Instruction — Find each line with the string "Zprávu" and report it.

[Dataset items]
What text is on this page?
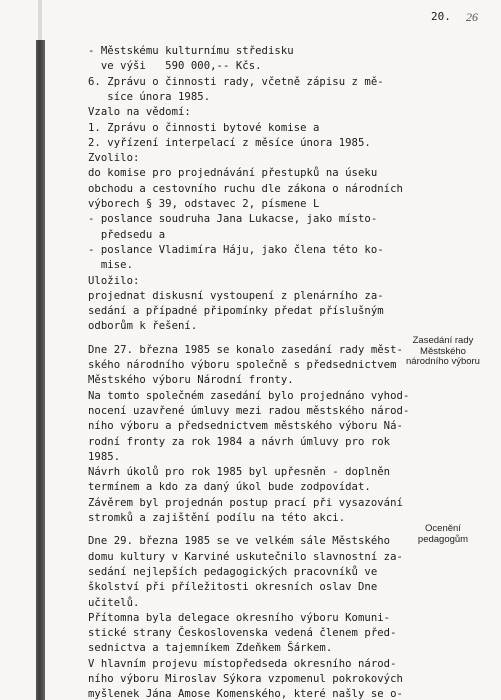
20. 26
- Městskému kulturnímu středisku
ve výši   590 000,-- Kčs.
6. Zprávu o činnosti rady, včetně zápisu z mě-
síce února 1985.
Vzalo na vědomí:
1. Zprávu o činnosti bytové komise a
2. vyřízení interpelací z měsíce února 1985.
Zvolilo:
do komise pro projednávání přestupků na úseku
obchodu a cestovního ruchu dle zákona o národních
výborech § 39, odstavec 2, písmene L
- poslance soudruha Jana Lukacse, jako místo-
předsedu a
- poslance Vladimíra Háju, jako člena této ko-
mise.
Uložilo:
projednat diskusní vystoupení z plenárního za-
sedání a případné připomínky předat příslušným
odborům k řešení.
Dne 27. března 1985 se konalo zasedání rady měst-
ského národního výboru společně s předsednictvem
Městského výboru Národní fronty.
Na tomto společném zasedání bylo projednáno vyhod-
nocení uzavřené úmluvy mezi radou městského národ-
ního výboru a předsednictvem městského výboru Ná-
rodní fronty za rok 1984 a návrh úmluvy pro rok
1985.
Návrh úkolů pro rok 1985 byl upřesněn - doplněn
termínem a kdo za daný úkol bude zodpovídat.
Závěrem byl projednán postup prací při vysazování
stromků a zajištění podílu na této akci.
Dne 29. března 1985 se ve velkém sále Městského
domu kultury v Karviné uskutečnilo slavnostní za-
sedání nejlepších pedagogických pracovníků ve
školství při příležitosti okresních oslav Dne
učitelů.
Přítomna byla delegace okresního výboru Komuni-
stické strany Československa vedená členem před-
sednictva a tajemníkem Zdeňkem Šárkem.
V hlavním projevu místopředseda okresního národ-
ního výboru Miroslav Sýkora vzpomenul pokrokových
myšlenek Jána Amose Komenského, které našly se o-
Zasedání rady Městského národního výboru
Ocenění pedagogům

Result of this task —
6. Zprávu o činnosti rady, včetně zápisu z mě-
1. Zprávu o činnosti bytové komise a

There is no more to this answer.